• WHAT IS NEEDED: Take the entries below and reproduce them word for word.

[Excerpts from a figure dataset]
— BEGIN —

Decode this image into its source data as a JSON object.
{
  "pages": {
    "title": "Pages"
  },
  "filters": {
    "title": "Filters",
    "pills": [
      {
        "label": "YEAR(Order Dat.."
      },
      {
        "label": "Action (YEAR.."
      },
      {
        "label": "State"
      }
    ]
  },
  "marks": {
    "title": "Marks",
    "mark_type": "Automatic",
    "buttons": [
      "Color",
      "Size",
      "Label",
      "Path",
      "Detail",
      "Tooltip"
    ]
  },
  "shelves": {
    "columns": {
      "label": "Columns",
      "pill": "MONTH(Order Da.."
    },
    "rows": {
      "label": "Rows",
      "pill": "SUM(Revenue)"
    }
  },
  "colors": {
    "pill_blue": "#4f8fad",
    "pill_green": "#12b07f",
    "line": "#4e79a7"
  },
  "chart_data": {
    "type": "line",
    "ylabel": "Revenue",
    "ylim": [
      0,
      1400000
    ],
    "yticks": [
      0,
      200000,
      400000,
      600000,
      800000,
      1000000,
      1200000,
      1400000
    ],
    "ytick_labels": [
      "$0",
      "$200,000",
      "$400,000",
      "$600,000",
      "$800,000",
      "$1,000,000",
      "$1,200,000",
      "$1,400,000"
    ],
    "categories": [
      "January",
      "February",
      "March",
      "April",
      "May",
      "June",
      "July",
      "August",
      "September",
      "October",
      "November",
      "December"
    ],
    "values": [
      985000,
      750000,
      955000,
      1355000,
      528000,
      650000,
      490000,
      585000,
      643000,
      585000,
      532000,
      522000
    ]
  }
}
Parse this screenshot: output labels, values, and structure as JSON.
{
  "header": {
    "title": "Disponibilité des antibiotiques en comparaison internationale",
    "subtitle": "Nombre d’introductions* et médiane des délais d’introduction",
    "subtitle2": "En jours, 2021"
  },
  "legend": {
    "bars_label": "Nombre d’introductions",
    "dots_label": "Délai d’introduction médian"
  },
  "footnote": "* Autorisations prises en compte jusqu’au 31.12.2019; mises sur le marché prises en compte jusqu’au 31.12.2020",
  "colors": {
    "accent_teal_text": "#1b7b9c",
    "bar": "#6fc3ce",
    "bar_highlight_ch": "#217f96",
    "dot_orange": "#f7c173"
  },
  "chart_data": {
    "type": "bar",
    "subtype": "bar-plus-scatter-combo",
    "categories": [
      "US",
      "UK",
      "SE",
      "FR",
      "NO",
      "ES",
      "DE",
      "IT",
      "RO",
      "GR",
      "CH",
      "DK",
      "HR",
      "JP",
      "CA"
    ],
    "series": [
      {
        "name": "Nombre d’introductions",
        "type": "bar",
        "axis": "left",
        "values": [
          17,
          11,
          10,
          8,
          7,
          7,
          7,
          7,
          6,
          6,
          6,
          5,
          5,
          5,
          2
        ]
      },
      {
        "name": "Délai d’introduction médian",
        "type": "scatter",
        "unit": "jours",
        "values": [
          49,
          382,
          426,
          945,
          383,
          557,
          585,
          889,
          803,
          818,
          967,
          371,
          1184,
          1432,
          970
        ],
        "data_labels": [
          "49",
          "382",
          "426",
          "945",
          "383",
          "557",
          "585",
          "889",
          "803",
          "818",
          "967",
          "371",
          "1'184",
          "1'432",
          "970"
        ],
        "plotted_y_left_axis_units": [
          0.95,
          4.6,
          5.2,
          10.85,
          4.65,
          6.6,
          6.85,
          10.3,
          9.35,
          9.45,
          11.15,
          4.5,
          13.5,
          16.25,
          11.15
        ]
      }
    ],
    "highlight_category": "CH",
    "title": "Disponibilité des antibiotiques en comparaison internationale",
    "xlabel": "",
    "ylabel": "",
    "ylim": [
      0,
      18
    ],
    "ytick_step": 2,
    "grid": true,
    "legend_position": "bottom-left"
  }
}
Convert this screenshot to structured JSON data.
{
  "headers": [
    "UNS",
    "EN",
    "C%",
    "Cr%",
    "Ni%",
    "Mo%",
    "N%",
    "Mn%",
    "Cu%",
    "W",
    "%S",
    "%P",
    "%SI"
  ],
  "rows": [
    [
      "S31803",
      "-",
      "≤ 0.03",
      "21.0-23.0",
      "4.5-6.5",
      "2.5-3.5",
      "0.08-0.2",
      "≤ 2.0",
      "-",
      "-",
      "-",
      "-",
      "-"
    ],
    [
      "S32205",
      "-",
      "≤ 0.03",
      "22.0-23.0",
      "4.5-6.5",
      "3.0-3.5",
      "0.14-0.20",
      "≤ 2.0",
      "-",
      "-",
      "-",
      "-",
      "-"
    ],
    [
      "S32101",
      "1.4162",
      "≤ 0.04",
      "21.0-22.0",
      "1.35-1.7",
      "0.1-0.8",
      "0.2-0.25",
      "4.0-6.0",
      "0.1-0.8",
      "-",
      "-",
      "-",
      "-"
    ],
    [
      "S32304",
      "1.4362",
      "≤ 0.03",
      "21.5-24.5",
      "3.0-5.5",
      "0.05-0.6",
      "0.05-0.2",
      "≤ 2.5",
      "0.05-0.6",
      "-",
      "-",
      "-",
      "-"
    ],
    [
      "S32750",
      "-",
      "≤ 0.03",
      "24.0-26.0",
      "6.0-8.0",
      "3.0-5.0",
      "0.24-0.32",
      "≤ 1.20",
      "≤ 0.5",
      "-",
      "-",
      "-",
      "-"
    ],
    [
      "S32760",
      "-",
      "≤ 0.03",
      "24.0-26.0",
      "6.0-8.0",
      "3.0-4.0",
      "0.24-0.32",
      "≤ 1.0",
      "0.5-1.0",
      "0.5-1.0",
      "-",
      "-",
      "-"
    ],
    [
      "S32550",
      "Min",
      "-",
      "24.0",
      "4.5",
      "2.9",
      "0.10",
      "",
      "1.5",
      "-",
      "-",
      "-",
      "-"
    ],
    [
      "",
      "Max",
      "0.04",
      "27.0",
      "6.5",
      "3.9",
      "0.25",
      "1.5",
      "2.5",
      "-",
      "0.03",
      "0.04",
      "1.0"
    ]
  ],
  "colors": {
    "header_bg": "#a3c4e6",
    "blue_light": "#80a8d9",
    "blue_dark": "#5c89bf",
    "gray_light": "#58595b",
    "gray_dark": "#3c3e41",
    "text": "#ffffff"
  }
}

— END —

• FINAL RESULT:
Decode this image into its source data as a JSON object.
{
  "pages": {
    "title": "Pages"
  },
  "filters": {
    "title": "Filters",
    "pills": [
      {
        "label": "YEAR(Order Dat.."
      },
      {
        "label": "Action (YEAR.."
      },
      {
        "label": "State"
      }
    ]
  },
  "marks": {
    "title": "Marks",
    "mark_type": "Automatic",
    "buttons": [
      "Color",
      "Size",
      "Label",
      "Path",
      "Detail",
      "Tooltip"
    ]
  },
  "shelves": {
    "columns": {
      "label": "Columns",
      "pill": "MONTH(Order Da.."
    },
    "rows": {
      "label": "Rows",
      "pill": "SUM(Revenue)"
    }
  },
  "colors": {
    "pill_blue": "#4f8fad",
    "pill_green": "#12b07f",
    "line": "#4e79a7"
  },
  "chart_data": {
    "type": "line",
    "ylabel": "Revenue",
    "ylim": [
      0,
      1400000
    ],
    "yticks": [
      0,
      200000,
      400000,
      600000,
      800000,
      1000000,
      1200000,
      1400000
    ],
    "ytick_labels": [
      "$0",
      "$200,000",
      "$400,000",
      "$600,000",
      "$800,000",
      "$1,000,000",
      "$1,200,000",
      "$1,400,000"
    ],
    "categories": [
      "January",
      "February",
      "March",
      "April",
      "May",
      "June",
      "July",
      "August",
      "September",
      "October",
      "November",
      "December"
    ],
    "values": [
      985000,
      750000,
      955000,
      1355000,
      528000,
      650000,
      490000,
      585000,
      643000,
      585000,
      532000,
      522000
    ]
  }
}
Parse this screenshot: output labels, values, and structure as JSON.
{
  "header": {
    "title": "Disponibilité des antibiotiques en comparaison internationale",
    "subtitle": "Nombre d’introductions* et médiane des délais d’introduction",
    "subtitle2": "En jours, 2021"
  },
  "legend": {
    "bars_label": "Nombre d’introductions",
    "dots_label": "Délai d’introduction médian"
  },
  "footnote": "* Autorisations prises en compte jusqu’au 31.12.2019; mises sur le marché prises en compte jusqu’au 31.12.2020",
  "colors": {
    "accent_teal_text": "#1b7b9c",
    "bar": "#6fc3ce",
    "bar_highlight_ch": "#217f96",
    "dot_orange": "#f7c173"
  },
  "chart_data": {
    "type": "bar",
    "subtype": "bar-plus-scatter-combo",
    "categories": [
      "US",
      "UK",
      "SE",
      "FR",
      "NO",
      "ES",
      "DE",
      "IT",
      "RO",
      "GR",
      "CH",
      "DK",
      "HR",
      "JP",
      "CA"
    ],
    "series": [
      {
        "name": "Nombre d’introductions",
        "type": "bar",
        "axis": "left",
        "values": [
          17,
          11,
          10,
          8,
          7,
          7,
          7,
          7,
          6,
          6,
          6,
          5,
          5,
          5,
          2
        ]
      },
      {
        "name": "Délai d’introduction médian",
        "type": "scatter",
        "unit": "jours",
        "values": [
          49,
          382,
          426,
          945,
          383,
          557,
          585,
          889,
          803,
          818,
          967,
          371,
          1184,
          1432,
          970
        ],
        "data_labels": [
          "49",
          "382",
          "426",
          "945",
          "383",
          "557",
          "585",
          "889",
          "803",
          "818",
          "967",
          "371",
          "1'184",
          "1'432",
          "970"
        ],
        "plotted_y_left_axis_units": [
          0.95,
          4.6,
          5.2,
          10.85,
          4.65,
          6.6,
          6.85,
          10.3,
          9.35,
          9.45,
          11.15,
          4.5,
          13.5,
          16.25,
          11.15
        ]
      }
    ],
    "highlight_category": "CH",
    "title": "Disponibilité des antibiotiques en comparaison internationale",
    "xlabel": "",
    "ylabel": "",
    "ylim": [
      0,
      18
    ],
    "ytick_step": 2,
    "grid": true,
    "legend_position": "bottom-left"
  }
}
Convert this screenshot to structured JSON data.
{
  "headers": [
    "UNS",
    "EN",
    "C%",
    "Cr%",
    "Ni%",
    "Mo%",
    "N%",
    "Mn%",
    "Cu%",
    "W",
    "%S",
    "%P",
    "%SI"
  ],
  "rows": [
    [
      "S31803",
      "-",
      "≤ 0.03",
      "21.0-23.0",
      "4.5-6.5",
      "2.5-3.5",
      "0.08-0.2",
      "≤ 2.0",
      "-",
      "-",
      "-",
      "-",
      "-"
    ],
    [
      "S32205",
      "-",
      "≤ 0.03",
      "22.0-23.0",
      "4.5-6.5",
      "3.0-3.5",
      "0.14-0.20",
      "≤ 2.0",
      "-",
      "-",
      "-",
      "-",
      "-"
    ],
    [
      "S32101",
      "1.4162",
      "≤ 0.04",
      "21.0-22.0",
      "1.35-1.7",
      "0.1-0.8",
      "0.2-0.25",
      "4.0-6.0",
      "0.1-0.8",
      "-",
      "-",
      "-",
      "-"
    ],
    [
      "S32304",
      "1.4362",
      "≤ 0.03",
      "21.5-24.5",
      "3.0-5.5",
      "0.05-0.6",
      "0.05-0.2",
      "≤ 2.5",
      "0.05-0.6",
      "-",
      "-",
      "-",
      "-"
    ],
    [
      "S32750",
      "-",
      "≤ 0.03",
      "24.0-26.0",
      "6.0-8.0",
      "3.0-5.0",
      "0.24-0.32",
      "≤ 1.20",
      "≤ 0.5",
      "-",
      "-",
      "-",
      "-"
    ],
    [
      "S32760",
      "-",
      "≤ 0.03",
      "24.0-26.0",
      "6.0-8.0",
      "3.0-4.0",
      "0.24-0.32",
      "≤ 1.0",
      "0.5-1.0",
      "0.5-1.0",
      "-",
      "-",
      "-"
    ],
    [
      "S32550",
      "Min",
      "-",
      "24.0",
      "4.5",
      "2.9",
      "0.10",
      "",
      "1.5",
      "-",
      "-",
      "-",
      "-"
    ],
    [
      "",
      "Max",
      "0.04",
      "27.0",
      "6.5",
      "3.9",
      "0.25",
      "1.5",
      "2.5",
      "-",
      "0.03",
      "0.04",
      "1.0"
    ]
  ],
  "colors": {
    "header_bg": "#a3c4e6",
    "blue_light": "#80a8d9",
    "blue_dark": "#5c89bf",
    "gray_light": "#58595b",
    "gray_dark": "#3c3e41",
    "text": "#ffffff"
  }
}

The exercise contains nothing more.